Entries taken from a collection
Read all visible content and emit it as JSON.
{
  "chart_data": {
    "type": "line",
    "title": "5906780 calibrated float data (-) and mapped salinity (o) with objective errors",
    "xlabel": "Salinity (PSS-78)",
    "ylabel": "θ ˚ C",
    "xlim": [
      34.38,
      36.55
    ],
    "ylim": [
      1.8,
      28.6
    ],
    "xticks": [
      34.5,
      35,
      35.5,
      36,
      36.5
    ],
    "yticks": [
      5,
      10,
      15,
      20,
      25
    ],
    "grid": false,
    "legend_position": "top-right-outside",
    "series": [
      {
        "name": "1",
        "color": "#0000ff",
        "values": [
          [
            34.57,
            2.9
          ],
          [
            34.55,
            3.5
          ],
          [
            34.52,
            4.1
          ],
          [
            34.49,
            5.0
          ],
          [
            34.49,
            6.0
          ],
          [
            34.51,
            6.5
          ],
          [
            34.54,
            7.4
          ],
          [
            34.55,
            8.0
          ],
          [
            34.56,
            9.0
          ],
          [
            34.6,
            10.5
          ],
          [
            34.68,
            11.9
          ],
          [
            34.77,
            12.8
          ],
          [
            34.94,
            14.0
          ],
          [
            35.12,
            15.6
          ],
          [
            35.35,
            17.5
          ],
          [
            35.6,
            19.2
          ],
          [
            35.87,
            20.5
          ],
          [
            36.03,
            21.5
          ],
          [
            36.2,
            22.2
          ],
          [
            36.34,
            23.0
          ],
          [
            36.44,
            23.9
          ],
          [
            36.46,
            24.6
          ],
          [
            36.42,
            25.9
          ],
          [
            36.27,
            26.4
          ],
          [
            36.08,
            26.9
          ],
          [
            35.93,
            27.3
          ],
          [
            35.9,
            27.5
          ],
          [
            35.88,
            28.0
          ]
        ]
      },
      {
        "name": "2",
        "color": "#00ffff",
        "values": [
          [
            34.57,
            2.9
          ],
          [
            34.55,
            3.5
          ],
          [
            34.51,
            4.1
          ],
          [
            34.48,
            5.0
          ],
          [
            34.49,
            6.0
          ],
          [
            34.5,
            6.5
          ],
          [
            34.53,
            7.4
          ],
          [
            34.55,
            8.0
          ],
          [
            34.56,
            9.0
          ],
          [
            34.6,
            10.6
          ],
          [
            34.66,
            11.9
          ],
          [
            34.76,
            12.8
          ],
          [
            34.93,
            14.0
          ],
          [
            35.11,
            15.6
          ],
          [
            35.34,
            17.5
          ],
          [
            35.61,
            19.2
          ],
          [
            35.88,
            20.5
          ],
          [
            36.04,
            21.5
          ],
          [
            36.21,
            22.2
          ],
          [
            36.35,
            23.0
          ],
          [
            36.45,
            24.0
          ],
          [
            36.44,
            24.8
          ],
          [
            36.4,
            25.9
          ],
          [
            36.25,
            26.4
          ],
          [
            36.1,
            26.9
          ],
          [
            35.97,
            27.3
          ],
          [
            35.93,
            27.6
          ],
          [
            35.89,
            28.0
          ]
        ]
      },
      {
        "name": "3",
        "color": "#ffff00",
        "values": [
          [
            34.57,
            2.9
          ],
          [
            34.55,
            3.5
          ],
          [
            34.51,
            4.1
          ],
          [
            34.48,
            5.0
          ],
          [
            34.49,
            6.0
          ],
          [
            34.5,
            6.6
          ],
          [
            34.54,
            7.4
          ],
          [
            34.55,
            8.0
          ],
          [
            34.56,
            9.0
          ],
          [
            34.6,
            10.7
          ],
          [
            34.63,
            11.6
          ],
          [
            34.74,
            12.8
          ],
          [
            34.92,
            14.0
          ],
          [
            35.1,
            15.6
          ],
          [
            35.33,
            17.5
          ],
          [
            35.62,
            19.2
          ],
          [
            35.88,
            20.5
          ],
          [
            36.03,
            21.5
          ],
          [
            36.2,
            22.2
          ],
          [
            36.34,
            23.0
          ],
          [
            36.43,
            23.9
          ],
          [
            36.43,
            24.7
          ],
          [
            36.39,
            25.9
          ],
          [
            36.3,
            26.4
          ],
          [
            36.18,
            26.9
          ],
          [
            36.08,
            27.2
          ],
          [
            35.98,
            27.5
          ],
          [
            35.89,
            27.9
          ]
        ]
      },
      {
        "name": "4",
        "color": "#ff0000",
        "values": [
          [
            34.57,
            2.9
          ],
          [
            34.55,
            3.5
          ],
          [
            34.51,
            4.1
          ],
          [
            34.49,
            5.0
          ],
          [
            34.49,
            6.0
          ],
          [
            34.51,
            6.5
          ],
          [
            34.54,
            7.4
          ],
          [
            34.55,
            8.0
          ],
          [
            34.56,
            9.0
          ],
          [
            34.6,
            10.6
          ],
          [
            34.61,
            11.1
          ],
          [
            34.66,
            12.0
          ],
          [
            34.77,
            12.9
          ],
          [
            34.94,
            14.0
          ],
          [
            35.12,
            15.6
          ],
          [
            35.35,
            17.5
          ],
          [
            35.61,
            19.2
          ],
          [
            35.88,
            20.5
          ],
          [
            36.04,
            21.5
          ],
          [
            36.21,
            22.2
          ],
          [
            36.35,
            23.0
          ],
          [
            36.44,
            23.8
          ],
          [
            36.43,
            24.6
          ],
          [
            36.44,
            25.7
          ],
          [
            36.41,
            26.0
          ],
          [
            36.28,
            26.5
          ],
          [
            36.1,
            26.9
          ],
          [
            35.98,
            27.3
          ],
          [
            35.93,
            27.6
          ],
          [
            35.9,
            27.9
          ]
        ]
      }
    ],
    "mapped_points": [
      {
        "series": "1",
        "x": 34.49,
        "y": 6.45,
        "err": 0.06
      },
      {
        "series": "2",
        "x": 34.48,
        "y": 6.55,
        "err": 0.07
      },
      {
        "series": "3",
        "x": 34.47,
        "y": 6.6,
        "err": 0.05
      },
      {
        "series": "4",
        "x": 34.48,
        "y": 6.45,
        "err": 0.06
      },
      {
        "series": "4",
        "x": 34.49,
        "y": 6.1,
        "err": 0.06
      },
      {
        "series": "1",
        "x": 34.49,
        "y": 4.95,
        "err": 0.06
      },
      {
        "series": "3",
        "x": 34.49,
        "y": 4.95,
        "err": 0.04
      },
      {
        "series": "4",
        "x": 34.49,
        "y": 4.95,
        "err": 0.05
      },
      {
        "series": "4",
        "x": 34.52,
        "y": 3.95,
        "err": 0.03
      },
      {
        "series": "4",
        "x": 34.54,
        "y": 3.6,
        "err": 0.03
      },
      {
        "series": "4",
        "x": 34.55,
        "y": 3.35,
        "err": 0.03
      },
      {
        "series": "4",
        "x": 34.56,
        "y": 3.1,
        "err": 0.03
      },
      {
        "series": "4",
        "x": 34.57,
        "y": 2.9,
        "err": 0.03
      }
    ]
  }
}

Goal of the exercise
Write out all the records above again, exactly as they stand.

Finished answer
Read all visible content and emit it as JSON.
{
  "chart_data": {
    "type": "line",
    "title": "5906780 calibrated float data (-) and mapped salinity (o) with objective errors",
    "xlabel": "Salinity (PSS-78)",
    "ylabel": "θ ˚ C",
    "xlim": [
      34.38,
      36.55
    ],
    "ylim": [
      1.8,
      28.6
    ],
    "xticks": [
      34.5,
      35,
      35.5,
      36,
      36.5
    ],
    "yticks": [
      5,
      10,
      15,
      20,
      25
    ],
    "grid": false,
    "legend_position": "top-right-outside",
    "series": [
      {
        "name": "1",
        "color": "#0000ff",
        "values": [
          [
            34.57,
            2.9
          ],
          [
            34.55,
            3.5
          ],
          [
            34.52,
            4.1
          ],
          [
            34.49,
            5.0
          ],
          [
            34.49,
            6.0
          ],
          [
            34.51,
            6.5
          ],
          [
            34.54,
            7.4
          ],
          [
            34.55,
            8.0
          ],
          [
            34.56,
            9.0
          ],
          [
            34.6,
            10.5
          ],
          [
            34.68,
            11.9
          ],
          [
            34.77,
            12.8
          ],
          [
            34.94,
            14.0
          ],
          [
            35.12,
            15.6
          ],
          [
            35.35,
            17.5
          ],
          [
            35.6,
            19.2
          ],
          [
            35.87,
            20.5
          ],
          [
            36.03,
            21.5
          ],
          [
            36.2,
            22.2
          ],
          [
            36.34,
            23.0
          ],
          [
            36.44,
            23.9
          ],
          [
            36.46,
            24.6
          ],
          [
            36.42,
            25.9
          ],
          [
            36.27,
            26.4
          ],
          [
            36.08,
            26.9
          ],
          [
            35.93,
            27.3
          ],
          [
            35.9,
            27.5
          ],
          [
            35.88,
            28.0
          ]
        ]
      },
      {
        "name": "2",
        "color": "#00ffff",
        "values": [
          [
            34.57,
            2.9
          ],
          [
            34.55,
            3.5
          ],
          [
            34.51,
            4.1
          ],
          [
            34.48,
            5.0
          ],
          [
            34.49,
            6.0
          ],
          [
            34.5,
            6.5
          ],
          [
            34.53,
            7.4
          ],
          [
            34.55,
            8.0
          ],
          [
            34.56,
            9.0
          ],
          [
            34.6,
            10.6
          ],
          [
            34.66,
            11.9
          ],
          [
            34.76,
            12.8
          ],
          [
            34.93,
            14.0
          ],
          [
            35.11,
            15.6
          ],
          [
            35.34,
            17.5
          ],
          [
            35.61,
            19.2
          ],
          [
            35.88,
            20.5
          ],
          [
            36.04,
            21.5
          ],
          [
            36.21,
            22.2
          ],
          [
            36.35,
            23.0
          ],
          [
            36.45,
            24.0
          ],
          [
            36.44,
            24.8
          ],
          [
            36.4,
            25.9
          ],
          [
            36.25,
            26.4
          ],
          [
            36.1,
            26.9
          ],
          [
            35.97,
            27.3
          ],
          [
            35.93,
            27.6
          ],
          [
            35.89,
            28.0
          ]
        ]
      },
      {
        "name": "3",
        "color": "#ffff00",
        "values": [
          [
            34.57,
            2.9
          ],
          [
            34.55,
            3.5
          ],
          [
            34.51,
            4.1
          ],
          [
            34.48,
            5.0
          ],
          [
            34.49,
            6.0
          ],
          [
            34.5,
            6.6
          ],
          [
            34.54,
            7.4
          ],
          [
            34.55,
            8.0
          ],
          [
            34.56,
            9.0
          ],
          [
            34.6,
            10.7
          ],
          [
            34.63,
            11.6
          ],
          [
            34.74,
            12.8
          ],
          [
            34.92,
            14.0
          ],
          [
            35.1,
            15.6
          ],
          [
            35.33,
            17.5
          ],
          [
            35.62,
            19.2
          ],
          [
            35.88,
            20.5
          ],
          [
            36.03,
            21.5
          ],
          [
            36.2,
            22.2
          ],
          [
            36.34,
            23.0
          ],
          [
            36.43,
            23.9
          ],
          [
            36.43,
            24.7
          ],
          [
            36.39,
            25.9
          ],
          [
            36.3,
            26.4
          ],
          [
            36.18,
            26.9
          ],
          [
            36.08,
            27.2
          ],
          [
            35.98,
            27.5
          ],
          [
            35.89,
            27.9
          ]
        ]
      },
      {
        "name": "4",
        "color": "#ff0000",
        "values": [
          [
            34.57,
            2.9
          ],
          [
            34.55,
            3.5
          ],
          [
            34.51,
            4.1
          ],
          [
            34.49,
            5.0
          ],
          [
            34.49,
            6.0
          ],
          [
            34.51,
            6.5
          ],
          [
            34.54,
            7.4
          ],
          [
            34.55,
            8.0
          ],
          [
            34.56,
            9.0
          ],
          [
            34.6,
            10.6
          ],
          [
            34.61,
            11.1
          ],
          [
            34.66,
            12.0
          ],
          [
            34.77,
            12.9
          ],
          [
            34.94,
            14.0
          ],
          [
            35.12,
            15.6
          ],
          [
            35.35,
            17.5
          ],
          [
            35.61,
            19.2
          ],
          [
            35.88,
            20.5
          ],
          [
            36.04,
            21.5
          ],
          [
            36.21,
            22.2
          ],
          [
            36.35,
            23.0
          ],
          [
            36.44,
            23.8
          ],
          [
            36.43,
            24.6
          ],
          [
            36.44,
            25.7
          ],
          [
            36.41,
            26.0
          ],
          [
            36.28,
            26.5
          ],
          [
            36.1,
            26.9
          ],
          [
            35.98,
            27.3
          ],
          [
            35.93,
            27.6
          ],
          [
            35.9,
            27.9
          ]
        ]
      }
    ],
    "mapped_points": [
      {
        "series": "1",
        "x": 34.49,
        "y": 6.45,
        "err": 0.06
      },
      {
        "series": "2",
        "x": 34.48,
        "y": 6.55,
        "err": 0.07
      },
      {
        "series": "3",
        "x": 34.47,
        "y": 6.6,
        "err": 0.05
      },
      {
        "series": "4",
        "x": 34.48,
        "y": 6.45,
        "err": 0.06
      },
      {
        "series": "4",
        "x": 34.49,
        "y": 6.1,
        "err": 0.06
      },
      {
        "series": "1",
        "x": 34.49,
        "y": 4.95,
        "err": 0.06
      },
      {
        "series": "3",
        "x": 34.49,
        "y": 4.95,
        "err": 0.04
      },
      {
        "series": "4",
        "x": 34.49,
        "y": 4.95,
        "err": 0.05
      },
      {
        "series": "4",
        "x": 34.52,
        "y": 3.95,
        "err": 0.03
      },
      {
        "series": "4",
        "x": 34.54,
        "y": 3.6,
        "err": 0.03
      },
      {
        "series": "4",
        "x": 34.55,
        "y": 3.35,
        "err": 0.03
      },
      {
        "series": "4",
        "x": 34.56,
        "y": 3.1,
        "err": 0.03
      },
      {
        "series": "4",
        "x": 34.57,
        "y": 2.9,
        "err": 0.03
      }
    ]
  }
}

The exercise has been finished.